* start *

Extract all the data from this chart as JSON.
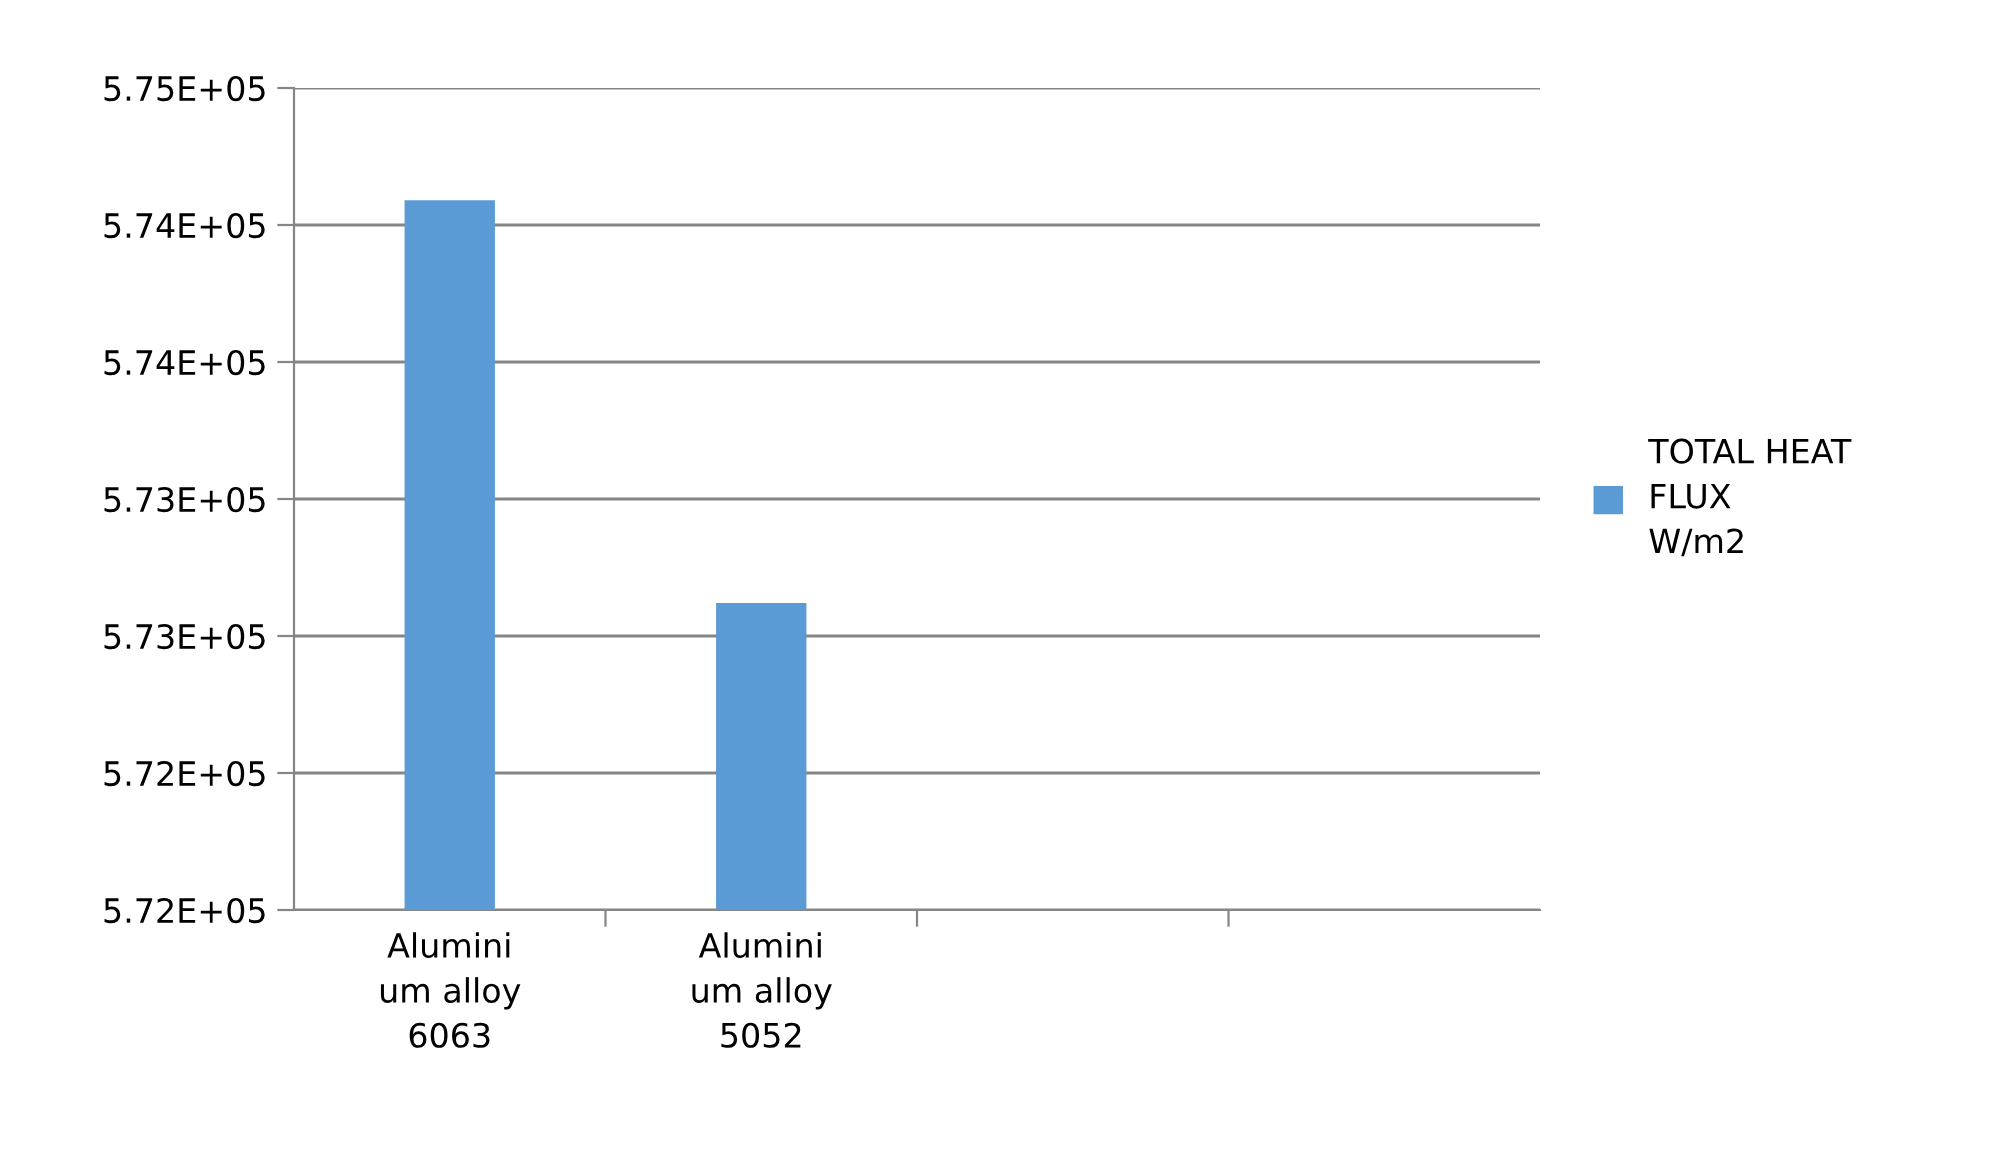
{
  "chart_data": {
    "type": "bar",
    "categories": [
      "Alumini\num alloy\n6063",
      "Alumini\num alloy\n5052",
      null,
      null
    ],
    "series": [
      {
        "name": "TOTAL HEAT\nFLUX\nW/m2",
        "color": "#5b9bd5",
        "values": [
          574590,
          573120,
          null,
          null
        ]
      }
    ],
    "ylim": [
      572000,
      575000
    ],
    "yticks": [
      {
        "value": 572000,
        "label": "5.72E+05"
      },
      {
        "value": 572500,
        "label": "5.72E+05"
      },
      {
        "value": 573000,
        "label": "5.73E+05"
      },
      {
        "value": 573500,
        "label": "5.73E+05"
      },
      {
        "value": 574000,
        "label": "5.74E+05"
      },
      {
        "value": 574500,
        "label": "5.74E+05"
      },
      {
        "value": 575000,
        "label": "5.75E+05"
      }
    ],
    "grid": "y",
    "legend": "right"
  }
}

* end *

_AIM_. Omit the pictures, and quote the material above exactly as given.

_RESULT OF THIS TASK_.
Extract all the data from this chart as JSON.
{
  "chart_data": {
    "type": "bar",
    "categories": [
      "Alumini\num alloy\n6063",
      "Alumini\num alloy\n5052",
      null,
      null
    ],
    "series": [
      {
        "name": "TOTAL HEAT\nFLUX\nW/m2",
        "color": "#5b9bd5",
        "values": [
          574590,
          573120,
          null,
          null
        ]
      }
    ],
    "ylim": [
      572000,
      575000
    ],
    "yticks": [
      {
        "value": 572000,
        "label": "5.72E+05"
      },
      {
        "value": 572500,
        "label": "5.72E+05"
      },
      {
        "value": 573000,
        "label": "5.73E+05"
      },
      {
        "value": 573500,
        "label": "5.73E+05"
      },
      {
        "value": 574000,
        "label": "5.74E+05"
      },
      {
        "value": 574500,
        "label": "5.74E+05"
      },
      {
        "value": 575000,
        "label": "5.75E+05"
      }
    ],
    "grid": "y",
    "legend": "right"
  }
}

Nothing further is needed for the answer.